Extract provided
____

# Dwarf Lore



## Tharkun (Feb 2, 2002)

I am iterested with Dwarf lore what book has the most info on this subject


----------



## Nocturno (Feb 4, 2002)

I guess the Silmarillion has the most info available. I talks about the creation fo dwarfs by Aulë, and some mention to the forefathers of the race.
Not enough is known, though, because they were always a "secretive people", that were even loath to teach their language to any other race.


----------



## Elbereth (Feb 9, 2002)

Dwarf lore is really hard to find in the Tolkein books.

The Similarion is good for dwarf lore,especially concerning their creation. But the focus of that book was really is on the elves, so you will have to dig. In my opinion I think you should read the Hobbit for a good amount of the lore. The Hobbit seems to be the only book that seems to be focused around the dwarves. Either that or read the appendices in the Lord of the Rings. You will find some really great information about dwarves there, including language and a full historical timeline. 

Anyway, I hope that helps...Good Luck!


----------



## Lord Aragorn (Feb 10, 2002)

Volume XII in the HoME series, The Peoples of ME, gives some addition information on dwarves I believe. I have only briefly skimmed through, but I recall some more in depth info on Dwarves than mentioned elsewhere.


----------

____

Records provided
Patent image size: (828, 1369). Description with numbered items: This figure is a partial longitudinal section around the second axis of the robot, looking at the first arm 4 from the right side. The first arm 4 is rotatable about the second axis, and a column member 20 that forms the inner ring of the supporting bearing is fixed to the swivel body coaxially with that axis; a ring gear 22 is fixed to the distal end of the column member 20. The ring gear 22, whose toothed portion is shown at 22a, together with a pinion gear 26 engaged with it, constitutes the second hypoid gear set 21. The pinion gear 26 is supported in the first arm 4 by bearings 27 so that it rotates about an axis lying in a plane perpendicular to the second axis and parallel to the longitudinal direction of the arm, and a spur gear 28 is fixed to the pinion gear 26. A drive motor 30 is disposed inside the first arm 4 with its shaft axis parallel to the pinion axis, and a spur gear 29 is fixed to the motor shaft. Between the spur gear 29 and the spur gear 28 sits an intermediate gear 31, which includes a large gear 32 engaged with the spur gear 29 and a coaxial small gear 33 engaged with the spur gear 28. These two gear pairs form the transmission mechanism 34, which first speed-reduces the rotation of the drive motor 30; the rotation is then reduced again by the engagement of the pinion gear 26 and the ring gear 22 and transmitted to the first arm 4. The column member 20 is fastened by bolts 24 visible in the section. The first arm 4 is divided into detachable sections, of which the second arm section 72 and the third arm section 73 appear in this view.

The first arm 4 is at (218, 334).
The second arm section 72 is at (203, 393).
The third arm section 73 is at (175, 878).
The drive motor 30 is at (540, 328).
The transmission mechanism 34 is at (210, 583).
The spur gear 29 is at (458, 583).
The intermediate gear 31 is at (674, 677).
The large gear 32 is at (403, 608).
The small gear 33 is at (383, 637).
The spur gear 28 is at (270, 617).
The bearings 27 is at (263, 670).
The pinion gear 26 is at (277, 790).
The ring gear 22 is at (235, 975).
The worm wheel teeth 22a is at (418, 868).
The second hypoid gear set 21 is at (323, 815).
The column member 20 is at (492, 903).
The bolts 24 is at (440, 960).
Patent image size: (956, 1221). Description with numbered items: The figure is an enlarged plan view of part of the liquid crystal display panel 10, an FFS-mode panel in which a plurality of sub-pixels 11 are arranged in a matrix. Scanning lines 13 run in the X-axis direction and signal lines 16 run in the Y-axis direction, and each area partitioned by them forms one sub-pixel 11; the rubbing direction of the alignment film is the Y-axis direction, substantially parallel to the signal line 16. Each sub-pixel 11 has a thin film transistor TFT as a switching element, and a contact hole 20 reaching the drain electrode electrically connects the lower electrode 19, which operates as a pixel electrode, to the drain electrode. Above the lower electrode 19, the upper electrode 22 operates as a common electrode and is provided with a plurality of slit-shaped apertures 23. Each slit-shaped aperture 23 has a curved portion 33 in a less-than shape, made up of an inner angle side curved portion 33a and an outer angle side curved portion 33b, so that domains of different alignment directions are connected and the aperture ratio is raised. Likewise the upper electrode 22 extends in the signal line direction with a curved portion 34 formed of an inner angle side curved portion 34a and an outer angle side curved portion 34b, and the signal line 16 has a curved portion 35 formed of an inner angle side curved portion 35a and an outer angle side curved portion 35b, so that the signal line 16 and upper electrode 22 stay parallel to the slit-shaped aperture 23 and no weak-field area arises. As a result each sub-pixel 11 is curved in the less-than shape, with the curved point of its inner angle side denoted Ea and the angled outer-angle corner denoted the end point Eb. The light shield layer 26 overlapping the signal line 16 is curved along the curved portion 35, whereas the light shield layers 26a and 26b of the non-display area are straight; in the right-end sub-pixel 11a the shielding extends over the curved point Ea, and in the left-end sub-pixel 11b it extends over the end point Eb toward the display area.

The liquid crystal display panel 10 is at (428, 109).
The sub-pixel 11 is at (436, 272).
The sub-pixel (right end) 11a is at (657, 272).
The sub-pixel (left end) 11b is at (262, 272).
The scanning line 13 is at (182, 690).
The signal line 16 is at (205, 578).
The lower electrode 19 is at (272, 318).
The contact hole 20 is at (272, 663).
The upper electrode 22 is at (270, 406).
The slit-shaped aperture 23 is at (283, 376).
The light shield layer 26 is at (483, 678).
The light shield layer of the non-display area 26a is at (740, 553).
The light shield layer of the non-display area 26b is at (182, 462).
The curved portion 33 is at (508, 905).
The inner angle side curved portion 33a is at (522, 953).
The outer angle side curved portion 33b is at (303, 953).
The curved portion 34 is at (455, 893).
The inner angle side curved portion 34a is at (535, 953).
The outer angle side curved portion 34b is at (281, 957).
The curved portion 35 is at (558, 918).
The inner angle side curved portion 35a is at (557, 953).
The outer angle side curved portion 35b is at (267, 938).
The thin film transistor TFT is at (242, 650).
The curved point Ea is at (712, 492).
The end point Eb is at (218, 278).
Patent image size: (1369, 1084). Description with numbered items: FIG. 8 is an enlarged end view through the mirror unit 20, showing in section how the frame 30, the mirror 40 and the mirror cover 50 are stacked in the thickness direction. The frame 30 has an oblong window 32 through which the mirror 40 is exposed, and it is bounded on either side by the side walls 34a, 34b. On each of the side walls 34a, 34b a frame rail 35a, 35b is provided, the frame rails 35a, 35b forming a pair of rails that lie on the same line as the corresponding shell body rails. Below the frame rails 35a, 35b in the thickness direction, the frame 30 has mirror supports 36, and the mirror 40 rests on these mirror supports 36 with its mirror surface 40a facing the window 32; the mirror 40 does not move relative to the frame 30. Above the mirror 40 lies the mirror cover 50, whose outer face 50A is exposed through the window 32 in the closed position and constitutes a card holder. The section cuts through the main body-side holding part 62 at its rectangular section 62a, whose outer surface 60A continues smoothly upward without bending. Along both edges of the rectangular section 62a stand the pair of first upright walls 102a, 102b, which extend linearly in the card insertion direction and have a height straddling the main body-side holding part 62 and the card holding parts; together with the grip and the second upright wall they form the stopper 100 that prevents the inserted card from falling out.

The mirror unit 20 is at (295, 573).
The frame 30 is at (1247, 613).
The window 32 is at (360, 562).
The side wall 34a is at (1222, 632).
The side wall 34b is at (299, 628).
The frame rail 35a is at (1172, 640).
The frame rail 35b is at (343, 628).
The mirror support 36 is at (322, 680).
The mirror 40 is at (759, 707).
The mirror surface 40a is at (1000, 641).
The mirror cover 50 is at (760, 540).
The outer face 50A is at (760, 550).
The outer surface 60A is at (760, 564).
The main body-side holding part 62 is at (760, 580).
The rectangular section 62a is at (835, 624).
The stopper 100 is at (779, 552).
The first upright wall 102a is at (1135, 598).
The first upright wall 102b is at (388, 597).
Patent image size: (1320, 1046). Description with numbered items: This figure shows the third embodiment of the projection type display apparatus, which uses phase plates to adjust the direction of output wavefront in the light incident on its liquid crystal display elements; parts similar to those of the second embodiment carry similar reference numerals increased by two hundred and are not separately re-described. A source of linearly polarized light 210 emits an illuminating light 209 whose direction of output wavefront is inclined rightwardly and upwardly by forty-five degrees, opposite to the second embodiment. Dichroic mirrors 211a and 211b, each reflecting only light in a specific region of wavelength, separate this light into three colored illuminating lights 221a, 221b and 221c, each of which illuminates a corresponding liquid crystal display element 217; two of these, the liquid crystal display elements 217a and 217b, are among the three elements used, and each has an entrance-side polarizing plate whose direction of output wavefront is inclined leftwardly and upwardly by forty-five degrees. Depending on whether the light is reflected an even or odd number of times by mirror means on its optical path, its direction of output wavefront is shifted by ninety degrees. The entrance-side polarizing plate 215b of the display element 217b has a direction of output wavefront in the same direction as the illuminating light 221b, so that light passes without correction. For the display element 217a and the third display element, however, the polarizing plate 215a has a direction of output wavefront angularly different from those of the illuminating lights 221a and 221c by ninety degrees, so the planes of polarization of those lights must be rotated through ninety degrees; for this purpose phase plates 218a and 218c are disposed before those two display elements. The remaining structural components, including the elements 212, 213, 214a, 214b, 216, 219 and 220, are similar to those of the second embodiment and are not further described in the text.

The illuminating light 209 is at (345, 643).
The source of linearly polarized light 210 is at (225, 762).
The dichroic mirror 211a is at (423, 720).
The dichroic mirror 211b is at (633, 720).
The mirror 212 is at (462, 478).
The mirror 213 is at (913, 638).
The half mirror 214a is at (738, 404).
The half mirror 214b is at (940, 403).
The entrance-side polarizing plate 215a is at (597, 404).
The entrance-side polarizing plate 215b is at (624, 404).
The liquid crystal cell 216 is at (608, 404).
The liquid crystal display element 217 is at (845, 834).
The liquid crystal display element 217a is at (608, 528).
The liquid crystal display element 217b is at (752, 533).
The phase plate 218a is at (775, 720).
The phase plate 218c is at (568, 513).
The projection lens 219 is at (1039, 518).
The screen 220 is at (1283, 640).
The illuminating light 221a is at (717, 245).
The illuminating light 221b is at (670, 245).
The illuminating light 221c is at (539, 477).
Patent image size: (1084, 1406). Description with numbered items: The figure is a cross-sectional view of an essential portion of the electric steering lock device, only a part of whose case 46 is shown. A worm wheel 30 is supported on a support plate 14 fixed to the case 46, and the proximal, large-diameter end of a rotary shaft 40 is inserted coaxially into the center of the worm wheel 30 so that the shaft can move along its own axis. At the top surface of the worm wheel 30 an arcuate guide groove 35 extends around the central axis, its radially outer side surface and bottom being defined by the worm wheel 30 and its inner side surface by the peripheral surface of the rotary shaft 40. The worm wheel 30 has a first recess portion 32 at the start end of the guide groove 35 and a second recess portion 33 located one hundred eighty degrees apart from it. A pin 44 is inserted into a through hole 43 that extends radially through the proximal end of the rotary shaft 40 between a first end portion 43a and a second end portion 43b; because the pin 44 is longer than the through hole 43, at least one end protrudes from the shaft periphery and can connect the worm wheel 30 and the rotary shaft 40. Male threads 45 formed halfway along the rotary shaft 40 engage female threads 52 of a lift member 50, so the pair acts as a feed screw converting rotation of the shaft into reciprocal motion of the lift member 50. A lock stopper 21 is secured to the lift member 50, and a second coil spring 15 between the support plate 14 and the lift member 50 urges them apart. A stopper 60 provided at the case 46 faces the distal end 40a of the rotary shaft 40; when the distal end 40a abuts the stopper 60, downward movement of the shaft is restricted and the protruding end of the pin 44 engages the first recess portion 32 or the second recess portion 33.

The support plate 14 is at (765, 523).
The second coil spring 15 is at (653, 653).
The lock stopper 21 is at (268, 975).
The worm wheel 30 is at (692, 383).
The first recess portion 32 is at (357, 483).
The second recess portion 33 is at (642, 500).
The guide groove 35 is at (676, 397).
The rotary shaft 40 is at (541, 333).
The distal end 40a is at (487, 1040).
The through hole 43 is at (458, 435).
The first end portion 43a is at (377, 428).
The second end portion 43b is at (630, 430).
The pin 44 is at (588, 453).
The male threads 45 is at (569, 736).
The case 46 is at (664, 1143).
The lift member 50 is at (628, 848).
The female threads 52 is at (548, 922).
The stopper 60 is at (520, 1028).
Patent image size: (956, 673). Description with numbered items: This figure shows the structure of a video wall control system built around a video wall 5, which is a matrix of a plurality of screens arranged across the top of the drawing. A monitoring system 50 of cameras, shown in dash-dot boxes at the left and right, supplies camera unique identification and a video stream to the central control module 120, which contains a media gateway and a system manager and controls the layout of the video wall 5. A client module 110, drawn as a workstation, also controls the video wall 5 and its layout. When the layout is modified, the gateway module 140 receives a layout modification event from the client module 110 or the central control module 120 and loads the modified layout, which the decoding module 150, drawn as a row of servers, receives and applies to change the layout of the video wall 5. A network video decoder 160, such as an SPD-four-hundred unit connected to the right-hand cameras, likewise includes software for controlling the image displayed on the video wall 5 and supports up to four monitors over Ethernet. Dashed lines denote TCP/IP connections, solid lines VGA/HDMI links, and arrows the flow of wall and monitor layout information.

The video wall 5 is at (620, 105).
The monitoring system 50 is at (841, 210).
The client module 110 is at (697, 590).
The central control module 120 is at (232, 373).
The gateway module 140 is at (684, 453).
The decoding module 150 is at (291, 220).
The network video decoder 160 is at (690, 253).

____

Task requirements
From the dwarf lore thread above, list every book, or part of a book, that a reply points to as a source of dwarf lore.

Solution to the exercise
- The Silmarillion
- The Hobbit
- The appendices in The Lord of the Rings
- Volume XII in the HoME series, The Peoples of ME